→ EXERCISE TASK
Print the full listing exactly.

→ THE RECORDS
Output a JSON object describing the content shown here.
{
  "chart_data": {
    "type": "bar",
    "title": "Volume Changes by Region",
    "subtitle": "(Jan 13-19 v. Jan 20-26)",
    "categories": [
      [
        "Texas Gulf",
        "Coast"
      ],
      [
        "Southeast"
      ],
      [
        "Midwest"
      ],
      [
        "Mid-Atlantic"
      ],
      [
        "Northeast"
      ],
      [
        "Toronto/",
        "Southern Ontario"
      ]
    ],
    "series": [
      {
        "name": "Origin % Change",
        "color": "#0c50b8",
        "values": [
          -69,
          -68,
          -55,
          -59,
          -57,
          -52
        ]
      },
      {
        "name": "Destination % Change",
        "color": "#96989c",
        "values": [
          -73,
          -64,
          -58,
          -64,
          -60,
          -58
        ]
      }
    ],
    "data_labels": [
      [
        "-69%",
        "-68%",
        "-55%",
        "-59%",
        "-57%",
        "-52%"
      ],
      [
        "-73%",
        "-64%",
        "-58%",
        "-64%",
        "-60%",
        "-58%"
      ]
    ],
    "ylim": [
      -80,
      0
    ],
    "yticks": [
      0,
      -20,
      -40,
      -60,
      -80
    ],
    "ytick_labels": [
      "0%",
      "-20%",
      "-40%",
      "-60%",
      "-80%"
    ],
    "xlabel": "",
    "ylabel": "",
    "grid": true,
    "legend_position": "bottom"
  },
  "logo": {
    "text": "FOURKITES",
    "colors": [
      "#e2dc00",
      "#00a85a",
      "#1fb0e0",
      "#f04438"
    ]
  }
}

→ FINAL RESULT
Output a JSON object describing the content shown here.
{
  "chart_data": {
    "type": "bar",
    "title": "Volume Changes by Region",
    "subtitle": "(Jan 13-19 v. Jan 20-26)",
    "categories": [
      [
        "Texas Gulf",
        "Coast"
      ],
      [
        "Southeast"
      ],
      [
        "Midwest"
      ],
      [
        "Mid-Atlantic"
      ],
      [
        "Northeast"
      ],
      [
        "Toronto/",
        "Southern Ontario"
      ]
    ],
    "series": [
      {
        "name": "Origin % Change",
        "color": "#0c50b8",
        "values": [
          -69,
          -68,
          -55,
          -59,
          -57,
          -52
        ]
      },
      {
        "name": "Destination % Change",
        "color": "#96989c",
        "values": [
          -73,
          -64,
          -58,
          -64,
          -60,
          -58
        ]
      }
    ],
    "data_labels": [
      [
        "-69%",
        "-68%",
        "-55%",
        "-59%",
        "-57%",
        "-52%"
      ],
      [
        "-73%",
        "-64%",
        "-58%",
        "-64%",
        "-60%",
        "-58%"
      ]
    ],
    "ylim": [
      -80,
      0
    ],
    "yticks": [
      0,
      -20,
      -40,
      -60,
      -80
    ],
    "ytick_labels": [
      "0%",
      "-20%",
      "-40%",
      "-60%",
      "-80%"
    ],
    "xlabel": "",
    "ylabel": "",
    "grid": true,
    "legend_position": "bottom"
  },
  "logo": {
    "text": "FOURKITES",
    "colors": [
      "#e2dc00",
      "#00a85a",
      "#1fb0e0",
      "#f04438"
    ]
  }
}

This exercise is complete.